* [PROBLEM DESCRIPTION]: Present the data once more in exactly its original form.

* [DATA SHOWN]:

──────────────────────────────

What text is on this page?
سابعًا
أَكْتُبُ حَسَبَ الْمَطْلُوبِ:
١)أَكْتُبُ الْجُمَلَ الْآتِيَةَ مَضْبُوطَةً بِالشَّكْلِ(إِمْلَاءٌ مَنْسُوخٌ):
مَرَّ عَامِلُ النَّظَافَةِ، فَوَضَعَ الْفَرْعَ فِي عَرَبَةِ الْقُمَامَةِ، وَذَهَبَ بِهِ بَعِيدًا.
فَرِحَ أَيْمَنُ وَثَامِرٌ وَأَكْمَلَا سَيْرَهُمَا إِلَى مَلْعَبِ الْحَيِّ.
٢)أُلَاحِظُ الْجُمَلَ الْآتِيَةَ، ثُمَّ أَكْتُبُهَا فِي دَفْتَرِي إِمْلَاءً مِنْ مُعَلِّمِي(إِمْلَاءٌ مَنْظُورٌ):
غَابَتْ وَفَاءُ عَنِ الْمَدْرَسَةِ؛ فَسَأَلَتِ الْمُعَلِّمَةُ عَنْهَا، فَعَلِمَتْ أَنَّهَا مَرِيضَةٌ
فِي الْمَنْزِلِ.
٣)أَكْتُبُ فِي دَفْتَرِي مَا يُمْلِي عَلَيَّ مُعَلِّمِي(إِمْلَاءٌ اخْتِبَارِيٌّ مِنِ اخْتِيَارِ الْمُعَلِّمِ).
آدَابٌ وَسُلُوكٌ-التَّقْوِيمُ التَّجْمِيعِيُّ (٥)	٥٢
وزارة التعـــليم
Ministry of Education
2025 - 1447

──────────────────────────────

* [OUTPUT BELOW]:
What text is on this page?
سابعًا
أَكْتُبُ حَسَبَ الْمَطْلُوبِ:
١)أَكْتُبُ الْجُمَلَ الْآتِيَةَ مَضْبُوطَةً بِالشَّكْلِ(إِمْلَاءٌ مَنْسُوخٌ):
مَرَّ عَامِلُ النَّظَافَةِ، فَوَضَعَ الْفَرْعَ فِي عَرَبَةِ الْقُمَامَةِ، وَذَهَبَ بِهِ بَعِيدًا.
فَرِحَ أَيْمَنُ وَثَامِرٌ وَأَكْمَلَا سَيْرَهُمَا إِلَى مَلْعَبِ الْحَيِّ.
٢)أُلَاحِظُ الْجُمَلَ الْآتِيَةَ، ثُمَّ أَكْتُبُهَا فِي دَفْتَرِي إِمْلَاءً مِنْ مُعَلِّمِي(إِمْلَاءٌ مَنْظُورٌ):
غَابَتْ وَفَاءُ عَنِ الْمَدْرَسَةِ؛ فَسَأَلَتِ الْمُعَلِّمَةُ عَنْهَا، فَعَلِمَتْ أَنَّهَا مَرِيضَةٌ
فِي الْمَنْزِلِ.
٣)أَكْتُبُ فِي دَفْتَرِي مَا يُمْلِي عَلَيَّ مُعَلِّمِي(إِمْلَاءٌ اخْتِبَارِيٌّ مِنِ اخْتِيَارِ الْمُعَلِّمِ).
آدَابٌ وَسُلُوكٌ-التَّقْوِيمُ التَّجْمِيعِيُّ (٥)	٥٢
وزارة التعـــليم
Ministry of Education
2025 - 1447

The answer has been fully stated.